Assemble all lines in which the string "sanctions" appears.

[Source records]
--------------------

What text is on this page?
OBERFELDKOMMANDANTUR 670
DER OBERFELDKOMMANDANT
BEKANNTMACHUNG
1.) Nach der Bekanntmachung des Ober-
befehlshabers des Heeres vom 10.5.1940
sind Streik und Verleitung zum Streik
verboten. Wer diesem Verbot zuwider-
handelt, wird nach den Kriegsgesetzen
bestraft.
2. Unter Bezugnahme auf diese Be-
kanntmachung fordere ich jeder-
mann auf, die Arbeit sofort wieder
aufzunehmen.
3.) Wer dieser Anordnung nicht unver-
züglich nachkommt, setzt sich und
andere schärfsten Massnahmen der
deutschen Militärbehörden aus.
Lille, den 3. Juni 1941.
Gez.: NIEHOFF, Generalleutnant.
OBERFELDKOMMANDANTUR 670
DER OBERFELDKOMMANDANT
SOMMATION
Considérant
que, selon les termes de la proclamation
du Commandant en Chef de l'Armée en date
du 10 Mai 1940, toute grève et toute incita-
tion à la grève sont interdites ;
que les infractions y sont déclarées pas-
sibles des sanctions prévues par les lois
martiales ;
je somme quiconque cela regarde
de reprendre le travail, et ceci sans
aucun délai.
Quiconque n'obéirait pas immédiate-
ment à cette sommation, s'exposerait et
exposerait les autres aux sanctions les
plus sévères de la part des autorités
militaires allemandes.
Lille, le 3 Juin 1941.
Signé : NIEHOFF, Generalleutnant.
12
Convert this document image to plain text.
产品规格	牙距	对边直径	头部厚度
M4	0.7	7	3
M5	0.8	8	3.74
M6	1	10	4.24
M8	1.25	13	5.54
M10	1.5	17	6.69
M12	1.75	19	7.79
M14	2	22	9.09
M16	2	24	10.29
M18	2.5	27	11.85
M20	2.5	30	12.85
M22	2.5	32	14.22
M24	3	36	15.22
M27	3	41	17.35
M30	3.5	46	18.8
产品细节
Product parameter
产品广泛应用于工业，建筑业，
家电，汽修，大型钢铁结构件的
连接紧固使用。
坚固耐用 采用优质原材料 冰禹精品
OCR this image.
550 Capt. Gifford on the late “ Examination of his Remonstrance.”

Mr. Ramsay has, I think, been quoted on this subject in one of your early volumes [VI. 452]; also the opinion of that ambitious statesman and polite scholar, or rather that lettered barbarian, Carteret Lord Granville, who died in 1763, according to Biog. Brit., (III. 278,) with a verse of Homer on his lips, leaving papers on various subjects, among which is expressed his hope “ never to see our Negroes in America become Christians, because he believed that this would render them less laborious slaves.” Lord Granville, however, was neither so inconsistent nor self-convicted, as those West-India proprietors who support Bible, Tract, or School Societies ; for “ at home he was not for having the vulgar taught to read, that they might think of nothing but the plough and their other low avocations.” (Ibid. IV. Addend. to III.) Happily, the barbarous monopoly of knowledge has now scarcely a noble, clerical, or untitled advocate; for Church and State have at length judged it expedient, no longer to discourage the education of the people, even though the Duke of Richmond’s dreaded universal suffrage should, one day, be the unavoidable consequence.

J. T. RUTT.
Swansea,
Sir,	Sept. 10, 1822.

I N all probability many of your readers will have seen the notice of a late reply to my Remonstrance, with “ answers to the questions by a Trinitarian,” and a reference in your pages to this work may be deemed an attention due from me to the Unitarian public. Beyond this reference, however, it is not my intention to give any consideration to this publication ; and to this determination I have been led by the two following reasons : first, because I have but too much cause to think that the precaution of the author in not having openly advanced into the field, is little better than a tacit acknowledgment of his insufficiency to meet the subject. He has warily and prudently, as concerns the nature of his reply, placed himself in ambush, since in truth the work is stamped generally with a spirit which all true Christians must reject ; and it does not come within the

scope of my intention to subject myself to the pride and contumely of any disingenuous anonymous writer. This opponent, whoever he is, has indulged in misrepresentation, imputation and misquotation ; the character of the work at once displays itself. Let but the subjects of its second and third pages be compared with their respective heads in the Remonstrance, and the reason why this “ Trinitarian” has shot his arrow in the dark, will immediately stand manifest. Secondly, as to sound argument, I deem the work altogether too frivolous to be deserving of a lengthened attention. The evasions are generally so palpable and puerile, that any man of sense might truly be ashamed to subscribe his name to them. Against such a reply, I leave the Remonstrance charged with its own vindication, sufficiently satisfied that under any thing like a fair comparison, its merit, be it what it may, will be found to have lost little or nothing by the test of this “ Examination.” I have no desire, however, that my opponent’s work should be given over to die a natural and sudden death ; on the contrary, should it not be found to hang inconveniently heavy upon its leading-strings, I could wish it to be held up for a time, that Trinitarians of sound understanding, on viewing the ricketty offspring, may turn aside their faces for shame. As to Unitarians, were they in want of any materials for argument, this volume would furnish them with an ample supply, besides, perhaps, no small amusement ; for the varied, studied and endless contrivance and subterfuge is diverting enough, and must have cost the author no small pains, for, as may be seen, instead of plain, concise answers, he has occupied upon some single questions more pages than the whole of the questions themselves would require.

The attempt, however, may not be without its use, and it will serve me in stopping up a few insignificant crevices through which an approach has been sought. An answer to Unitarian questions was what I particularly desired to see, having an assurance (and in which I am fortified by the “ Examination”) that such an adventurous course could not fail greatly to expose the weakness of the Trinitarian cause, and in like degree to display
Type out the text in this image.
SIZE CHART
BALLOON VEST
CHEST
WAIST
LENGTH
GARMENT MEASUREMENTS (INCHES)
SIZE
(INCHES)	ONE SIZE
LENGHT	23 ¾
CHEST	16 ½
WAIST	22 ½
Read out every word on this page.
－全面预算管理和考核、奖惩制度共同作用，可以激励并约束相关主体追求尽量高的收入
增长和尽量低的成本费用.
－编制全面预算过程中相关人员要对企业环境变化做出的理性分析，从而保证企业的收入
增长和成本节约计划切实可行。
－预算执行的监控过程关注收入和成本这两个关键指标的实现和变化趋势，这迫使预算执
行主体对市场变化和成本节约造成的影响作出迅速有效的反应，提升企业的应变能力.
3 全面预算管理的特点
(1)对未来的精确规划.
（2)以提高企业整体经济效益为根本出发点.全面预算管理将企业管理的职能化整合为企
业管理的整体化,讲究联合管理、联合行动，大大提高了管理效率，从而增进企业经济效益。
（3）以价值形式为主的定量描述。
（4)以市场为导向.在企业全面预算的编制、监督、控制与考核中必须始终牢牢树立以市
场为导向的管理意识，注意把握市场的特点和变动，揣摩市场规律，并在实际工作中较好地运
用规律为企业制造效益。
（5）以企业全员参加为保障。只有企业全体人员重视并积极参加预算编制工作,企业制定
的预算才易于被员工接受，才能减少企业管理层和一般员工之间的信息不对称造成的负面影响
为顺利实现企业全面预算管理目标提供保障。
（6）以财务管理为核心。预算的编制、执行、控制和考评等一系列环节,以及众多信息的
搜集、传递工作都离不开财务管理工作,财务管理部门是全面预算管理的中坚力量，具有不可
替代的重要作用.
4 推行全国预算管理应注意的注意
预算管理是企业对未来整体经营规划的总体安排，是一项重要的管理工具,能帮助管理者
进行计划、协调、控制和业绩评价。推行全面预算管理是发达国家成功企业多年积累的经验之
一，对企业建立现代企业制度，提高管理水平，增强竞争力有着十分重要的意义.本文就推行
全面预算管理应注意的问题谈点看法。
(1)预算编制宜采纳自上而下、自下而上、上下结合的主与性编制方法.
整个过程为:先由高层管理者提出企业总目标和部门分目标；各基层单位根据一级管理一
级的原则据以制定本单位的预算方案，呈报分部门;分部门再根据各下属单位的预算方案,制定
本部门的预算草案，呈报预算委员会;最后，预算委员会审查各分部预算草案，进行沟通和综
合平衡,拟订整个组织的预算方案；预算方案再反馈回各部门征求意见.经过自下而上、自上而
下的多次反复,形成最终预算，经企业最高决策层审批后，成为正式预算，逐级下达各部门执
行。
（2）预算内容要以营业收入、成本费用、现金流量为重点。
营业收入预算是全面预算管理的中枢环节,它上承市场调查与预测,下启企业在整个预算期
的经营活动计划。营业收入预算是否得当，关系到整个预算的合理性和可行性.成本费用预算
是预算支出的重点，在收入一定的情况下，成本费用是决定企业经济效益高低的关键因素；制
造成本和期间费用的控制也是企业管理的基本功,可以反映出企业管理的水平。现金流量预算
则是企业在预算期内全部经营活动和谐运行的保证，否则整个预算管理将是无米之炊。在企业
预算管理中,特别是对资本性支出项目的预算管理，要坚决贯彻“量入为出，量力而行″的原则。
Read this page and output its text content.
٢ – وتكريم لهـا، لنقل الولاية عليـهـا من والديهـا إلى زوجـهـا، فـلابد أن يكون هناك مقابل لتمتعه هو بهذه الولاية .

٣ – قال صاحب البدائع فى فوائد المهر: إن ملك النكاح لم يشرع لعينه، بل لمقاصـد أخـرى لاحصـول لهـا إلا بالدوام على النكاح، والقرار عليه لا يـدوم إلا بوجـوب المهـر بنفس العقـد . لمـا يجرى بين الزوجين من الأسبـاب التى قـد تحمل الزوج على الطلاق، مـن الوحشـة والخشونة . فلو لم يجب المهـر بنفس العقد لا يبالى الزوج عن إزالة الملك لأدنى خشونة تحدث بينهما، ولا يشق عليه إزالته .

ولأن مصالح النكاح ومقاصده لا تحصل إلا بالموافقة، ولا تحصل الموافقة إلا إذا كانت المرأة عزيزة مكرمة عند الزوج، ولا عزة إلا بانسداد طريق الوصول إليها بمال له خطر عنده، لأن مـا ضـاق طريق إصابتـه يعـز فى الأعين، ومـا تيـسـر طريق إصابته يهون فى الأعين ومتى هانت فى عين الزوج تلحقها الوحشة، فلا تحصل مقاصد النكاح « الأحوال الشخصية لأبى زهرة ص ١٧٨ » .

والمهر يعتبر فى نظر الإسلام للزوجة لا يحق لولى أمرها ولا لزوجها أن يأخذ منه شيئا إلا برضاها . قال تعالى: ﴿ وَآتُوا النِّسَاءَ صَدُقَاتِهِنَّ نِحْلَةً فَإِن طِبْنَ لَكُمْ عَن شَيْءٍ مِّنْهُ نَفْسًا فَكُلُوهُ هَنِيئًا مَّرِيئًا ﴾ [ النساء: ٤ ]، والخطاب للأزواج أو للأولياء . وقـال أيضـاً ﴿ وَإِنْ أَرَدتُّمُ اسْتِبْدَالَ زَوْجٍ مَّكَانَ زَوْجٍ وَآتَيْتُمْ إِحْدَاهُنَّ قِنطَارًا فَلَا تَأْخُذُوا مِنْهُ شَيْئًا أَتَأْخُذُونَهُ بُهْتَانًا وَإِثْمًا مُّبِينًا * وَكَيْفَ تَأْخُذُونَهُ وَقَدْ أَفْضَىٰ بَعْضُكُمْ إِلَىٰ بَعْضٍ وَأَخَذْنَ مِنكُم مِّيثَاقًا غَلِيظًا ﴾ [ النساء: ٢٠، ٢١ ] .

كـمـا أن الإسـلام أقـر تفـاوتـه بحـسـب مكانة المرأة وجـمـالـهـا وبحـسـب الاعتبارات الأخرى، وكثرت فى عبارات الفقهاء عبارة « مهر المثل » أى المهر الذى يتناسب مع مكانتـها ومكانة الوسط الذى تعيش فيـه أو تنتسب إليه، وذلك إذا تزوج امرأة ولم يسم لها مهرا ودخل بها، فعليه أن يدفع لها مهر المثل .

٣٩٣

--------------------

ANSWER TO THIS TASK:
sibles des sanctions prévues par les lois
exposerait les autres aux sanctions les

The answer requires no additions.